• _Entries shown_
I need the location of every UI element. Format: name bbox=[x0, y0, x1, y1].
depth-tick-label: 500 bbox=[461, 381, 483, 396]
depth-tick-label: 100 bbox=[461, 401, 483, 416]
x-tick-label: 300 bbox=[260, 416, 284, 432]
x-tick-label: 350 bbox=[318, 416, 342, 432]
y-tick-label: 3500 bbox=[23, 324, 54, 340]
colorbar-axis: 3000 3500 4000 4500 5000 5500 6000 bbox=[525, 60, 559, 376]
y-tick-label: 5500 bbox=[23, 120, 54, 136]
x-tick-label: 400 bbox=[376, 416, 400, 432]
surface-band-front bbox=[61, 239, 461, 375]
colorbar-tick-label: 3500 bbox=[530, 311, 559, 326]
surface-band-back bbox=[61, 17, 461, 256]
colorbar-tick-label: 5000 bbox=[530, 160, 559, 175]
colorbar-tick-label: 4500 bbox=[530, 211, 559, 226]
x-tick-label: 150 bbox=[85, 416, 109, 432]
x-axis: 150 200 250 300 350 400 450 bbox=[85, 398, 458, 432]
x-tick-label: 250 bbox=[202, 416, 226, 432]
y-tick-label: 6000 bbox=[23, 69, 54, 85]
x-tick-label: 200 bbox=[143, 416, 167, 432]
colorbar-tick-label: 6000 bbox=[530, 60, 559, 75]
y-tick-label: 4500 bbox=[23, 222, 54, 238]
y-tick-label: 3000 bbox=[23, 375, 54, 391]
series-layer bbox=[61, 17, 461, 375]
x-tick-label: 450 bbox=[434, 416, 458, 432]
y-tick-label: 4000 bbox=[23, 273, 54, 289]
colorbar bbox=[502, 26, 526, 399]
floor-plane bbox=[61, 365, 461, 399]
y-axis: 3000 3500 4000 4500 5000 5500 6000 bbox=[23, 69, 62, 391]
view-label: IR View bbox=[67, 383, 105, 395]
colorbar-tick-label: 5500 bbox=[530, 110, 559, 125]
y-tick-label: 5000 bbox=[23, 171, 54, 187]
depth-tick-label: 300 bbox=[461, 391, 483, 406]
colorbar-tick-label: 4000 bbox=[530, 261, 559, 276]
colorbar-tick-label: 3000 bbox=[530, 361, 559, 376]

• _Written request_
Reproduce the entries word for word, from the first line of the entries through the line containing "x-tick-label: 450 bbox=[434, 416, 458, 432]".

• _Solution for this task_
I need the location of every UI element. Format: name bbox=[x0, y0, x1, y1].
depth-tick-label: 500 bbox=[461, 381, 483, 396]
depth-tick-label: 100 bbox=[461, 401, 483, 416]
x-tick-label: 300 bbox=[260, 416, 284, 432]
x-tick-label: 350 bbox=[318, 416, 342, 432]
y-tick-label: 3500 bbox=[23, 324, 54, 340]
colorbar-axis: 3000 3500 4000 4500 5000 5500 6000 bbox=[525, 60, 559, 376]
y-tick-label: 5500 bbox=[23, 120, 54, 136]
x-tick-label: 400 bbox=[376, 416, 400, 432]
surface-band-front bbox=[61, 239, 461, 375]
colorbar-tick-label: 3500 bbox=[530, 311, 559, 326]
surface-band-back bbox=[61, 17, 461, 256]
colorbar-tick-label: 5000 bbox=[530, 160, 559, 175]
colorbar-tick-label: 4500 bbox=[530, 211, 559, 226]
x-tick-label: 150 bbox=[85, 416, 109, 432]
x-axis: 150 200 250 300 350 400 450 bbox=[85, 398, 458, 432]
x-tick-label: 250 bbox=[202, 416, 226, 432]
y-tick-label: 6000 bbox=[23, 69, 54, 85]
x-tick-label: 200 bbox=[143, 416, 167, 432]
colorbar-tick-label: 6000 bbox=[530, 60, 559, 75]
y-tick-label: 4500 bbox=[23, 222, 54, 238]
y-tick-label: 3000 bbox=[23, 375, 54, 391]
series-layer bbox=[61, 17, 461, 375]
x-tick-label: 450 bbox=[434, 416, 458, 432]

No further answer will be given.